Locate all lines with the word "الزيادة". Copy them.
>> begin Supplied data
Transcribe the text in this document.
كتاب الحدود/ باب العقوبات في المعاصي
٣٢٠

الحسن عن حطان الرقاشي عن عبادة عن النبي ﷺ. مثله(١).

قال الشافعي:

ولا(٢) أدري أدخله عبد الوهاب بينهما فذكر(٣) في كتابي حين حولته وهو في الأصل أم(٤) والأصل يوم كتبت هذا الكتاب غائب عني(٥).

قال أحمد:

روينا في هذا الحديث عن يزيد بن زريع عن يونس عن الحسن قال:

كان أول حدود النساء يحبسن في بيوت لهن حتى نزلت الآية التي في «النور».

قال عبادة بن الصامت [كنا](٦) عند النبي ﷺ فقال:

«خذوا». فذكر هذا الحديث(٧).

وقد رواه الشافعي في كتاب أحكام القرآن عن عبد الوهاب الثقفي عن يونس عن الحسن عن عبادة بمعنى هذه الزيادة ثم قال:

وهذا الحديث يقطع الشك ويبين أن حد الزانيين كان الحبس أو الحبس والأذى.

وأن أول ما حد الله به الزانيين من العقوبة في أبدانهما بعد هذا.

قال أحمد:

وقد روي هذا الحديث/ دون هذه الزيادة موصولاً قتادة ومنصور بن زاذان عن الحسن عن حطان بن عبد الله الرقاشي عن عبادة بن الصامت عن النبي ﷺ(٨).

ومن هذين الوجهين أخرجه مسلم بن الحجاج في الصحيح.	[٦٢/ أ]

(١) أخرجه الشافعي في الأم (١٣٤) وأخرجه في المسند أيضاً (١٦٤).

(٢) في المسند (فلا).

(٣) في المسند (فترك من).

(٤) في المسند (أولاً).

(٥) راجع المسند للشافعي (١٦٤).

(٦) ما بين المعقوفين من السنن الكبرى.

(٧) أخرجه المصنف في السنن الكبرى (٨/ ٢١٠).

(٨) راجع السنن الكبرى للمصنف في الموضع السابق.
>> end Supplied data
■ Reply to the task:
وقد رواه الشافعي في كتاب أحكام القرآن عن عبد الوهاب الثقفي عن يونس عن الحسن عن عبادة بمعنى هذه الزيادة ثم قال:
وقد روي هذا الحديث/ دون هذه الزيادة موصولاً قتادة ومنصور بن زاذان عن الحسن عن حطان بن عبد الله الرقاشي عن عبادة بن الصامت عن النبي ﷺ(٨).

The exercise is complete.